• [Work required]: Will you write out the data exactly, excluding every picture?

::: Given data

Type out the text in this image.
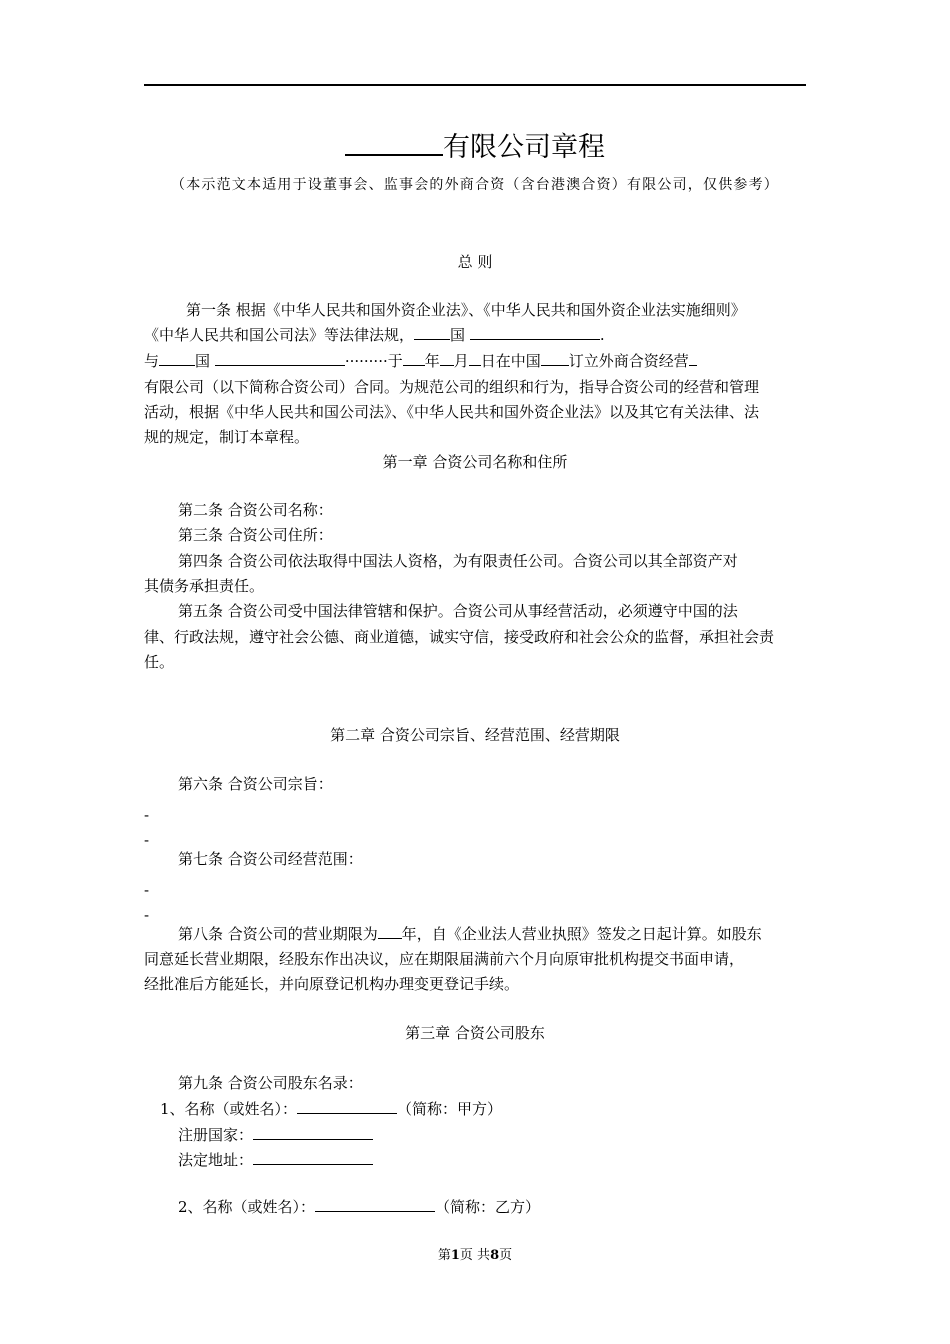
有限公司章程
（本示范文本适用于设董事会、监事会的外商合资（含台港澳合资）有限公司，仅供参考）
总 则
第一条 根据《中华人民共和国外资企业法》、《中华人民共和国外资企业法实施细则》
《中华人民共和国公司法》等法律法规， 国	.
与 国	·········于 年 月 日在中国 订立外商合资经营
有限公司（以下简称合资公司）合同。为规范公司的组织和行为，指导合资公司的经营和管理
活动，根据《中华人民共和国公司法》、《中华人民共和国外资企业法》以及其它有关法律、法
规的规定，制订本章程。
第一章 合资公司名称和住所
第二条 合资公司名称：
第三条 合资公司住所：
第四条 合资公司依法取得中国法人资格，为有限责任公司。合资公司以其全部资产对
其债务承担责任。
第五条 合资公司受中国法律管辖和保护。合资公司从事经营活动，必须遵守中国的法
律、行政法规，遵守社会公德、商业道德，诚实守信，接受政府和社会公众的监督，承担社会责
任。
第二章 合资公司宗旨、经营范围、经营期限
第六条 合资公司宗旨：
-
-
第七条 合资公司经营范围：
-
-
第八条 合资公司的营业期限为 年，自《企业法人营业执照》签发之日起计算。如股东
同意延长营业期限，经股东作出决议，应在期限届满前六个月向原审批机构提交书面申请，
经批准后方能延长，并向原登记机构办理变更登记手续。
第三章 合资公司股东
第九条 合资公司股东名录：
1、名称（或姓名）：	（简称：甲方）
注册国家：
法定地址：
2、名称（或姓名）：	（简称：乙方）
第1页 共8页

::::::

• [Response to this exercise]:
Type out the text in this image.
有限公司章程
（本示范文本适用于设董事会、监事会的外商合资（含台港澳合资）有限公司，仅供参考）
总 则
第一条 根据《中华人民共和国外资企业法》、《中华人民共和国外资企业法实施细则》
《中华人民共和国公司法》等法律法规， 国	.
与 国	·········于 年 月 日在中国 订立外商合资经营
有限公司（以下简称合资公司）合同。为规范公司的组织和行为，指导合资公司的经营和管理
活动，根据《中华人民共和国公司法》、《中华人民共和国外资企业法》以及其它有关法律、法
规的规定，制订本章程。
第一章 合资公司名称和住所
第二条 合资公司名称：
第三条 合资公司住所：
第四条 合资公司依法取得中国法人资格，为有限责任公司。合资公司以其全部资产对
其债务承担责任。
第五条 合资公司受中国法律管辖和保护。合资公司从事经营活动，必须遵守中国的法
律、行政法规，遵守社会公德、商业道德，诚实守信，接受政府和社会公众的监督，承担社会责
任。
第二章 合资公司宗旨、经营范围、经营期限
第六条 合资公司宗旨：
-
-
第七条 合资公司经营范围：
-
-
第八条 合资公司的营业期限为 年，自《企业法人营业执照》签发之日起计算。如股东
同意延长营业期限，经股东作出决议，应在期限届满前六个月向原审批机构提交书面申请，
经批准后方能延长，并向原登记机构办理变更登记手续。
第三章 合资公司股东
第九条 合资公司股东名录：
1、名称（或姓名）：	（简称：甲方）
注册国家：
法定地址：
2、名称（或姓名）：	（简称：乙方）
第1页 共8页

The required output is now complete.